### [TASK OBJECTIVE]
Output the data word for word, dropping every image.

[START DATA IN THIS EXERCISE]

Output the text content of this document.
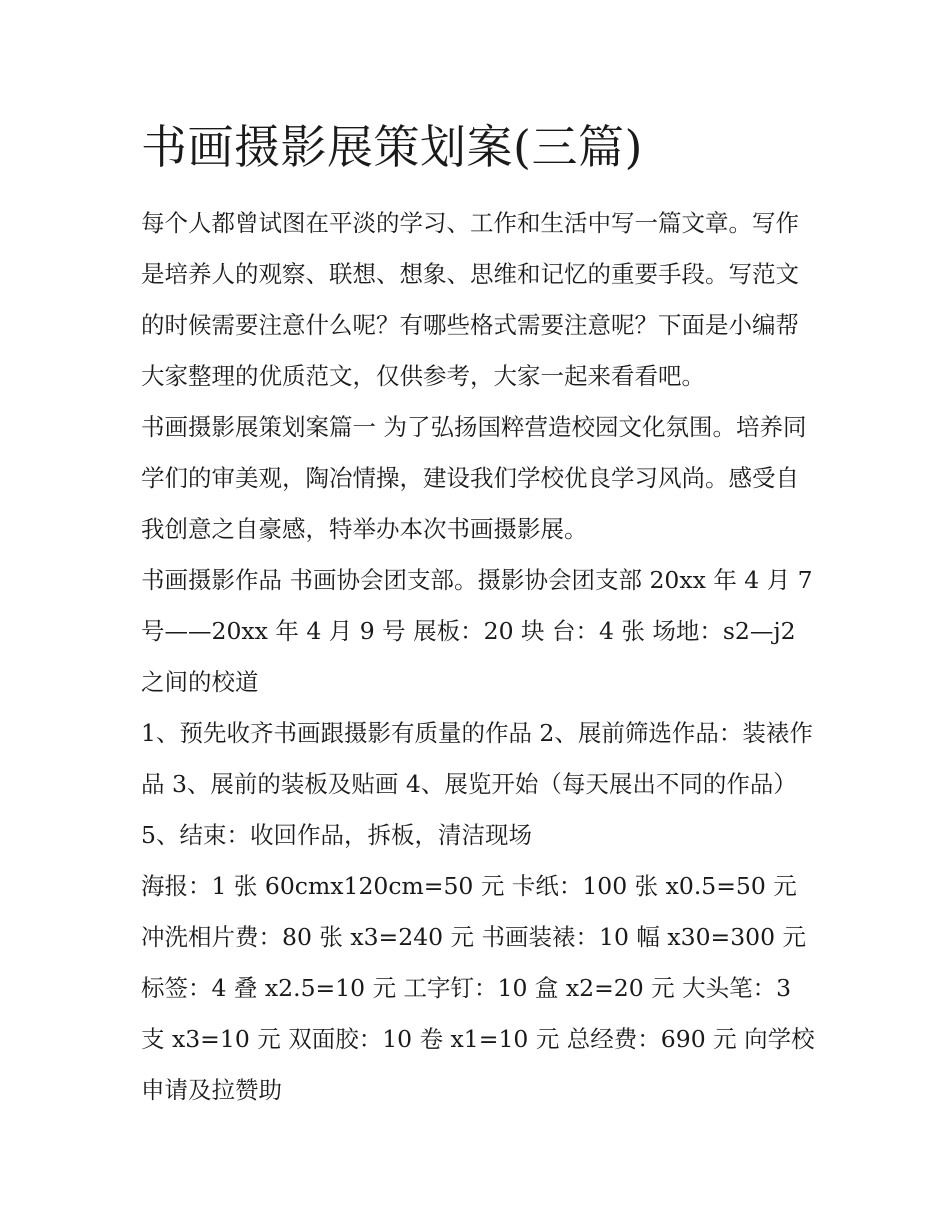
书画摄影展策划案(三篇)

每个人都曾试图在平淡的学习、工作和生活中写一篇文章。写作是培养人的观察、联想、想象、思维和记忆的重要手段。写范文的时候需要注意什么呢？有哪些格式需要注意呢？下面是小编帮大家整理的优质范文，仅供参考，大家一起来看看吧。

书画摄影展策划案篇一 为了弘扬国粹营造校园文化氛围。培养同学们的审美观，陶冶情操，建设我们学校优良学习风尚。感受自我创意之自豪感，特举办本次书画摄影展。

书画摄影作品 书画协会团支部。摄影协会团支部 20xx 年 4 月 7 号——20xx 年 4 月 9 号 展板：20 块 台：4 张 场地：s2—j2 之间的校道

1、预先收齐书画跟摄影有质量的作品 2、展前筛选作品：装裱作品 3、展前的装板及贴画 4、展览开始（每天展出不同的作品） 5、结束：收回作品，拆板，清洁现场

海报：1 张 60cmx120cm=50 元 卡纸：100 张 x0.5=50 元 冲洗相片费：80 张 x3=240 元 书画装裱：10 幅 x30=300 元

标签：4 叠 x2.5=10 元 工字钉：10 盒 x2=20 元 大头笔：3 支 x3=10 元 双面胶：10 卷 x1=10 元 总经费：690 元 向学校申请及拉赞助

[END DATA IN THIS EXERCISE]

### [WRITTEN SOLUTION]
Output the text content of this document.
书画摄影展策划案(三篇)

每个人都曾试图在平淡的学习、工作和生活中写一篇文章。写作是培养人的观察、联想、想象、思维和记忆的重要手段。写范文的时候需要注意什么呢？有哪些格式需要注意呢？下面是小编帮大家整理的优质范文，仅供参考，大家一起来看看吧。

书画摄影展策划案篇一 为了弘扬国粹营造校园文化氛围。培养同学们的审美观，陶冶情操，建设我们学校优良学习风尚。感受自我创意之自豪感，特举办本次书画摄影展。

书画摄影作品 书画协会团支部。摄影协会团支部 20xx 年 4 月 7 号——20xx 年 4 月 9 号 展板：20 块 台：4 张 场地：s2—j2 之间的校道

1、预先收齐书画跟摄影有质量的作品 2、展前筛选作品：装裱作品 3、展前的装板及贴画 4、展览开始（每天展出不同的作品） 5、结束：收回作品，拆板，清洁现场

海报：1 张 60cmx120cm=50 元 卡纸：100 张 x0.5=50 元 冲洗相片费：80 张 x3=240 元 书画装裱：10 幅 x30=300 元

标签：4 叠 x2.5=10 元 工字钉：10 盒 x2=20 元 大头笔：3 支 x3=10 元 双面胶：10 卷 x1=10 元 总经费：690 元 向学校申请及拉赞助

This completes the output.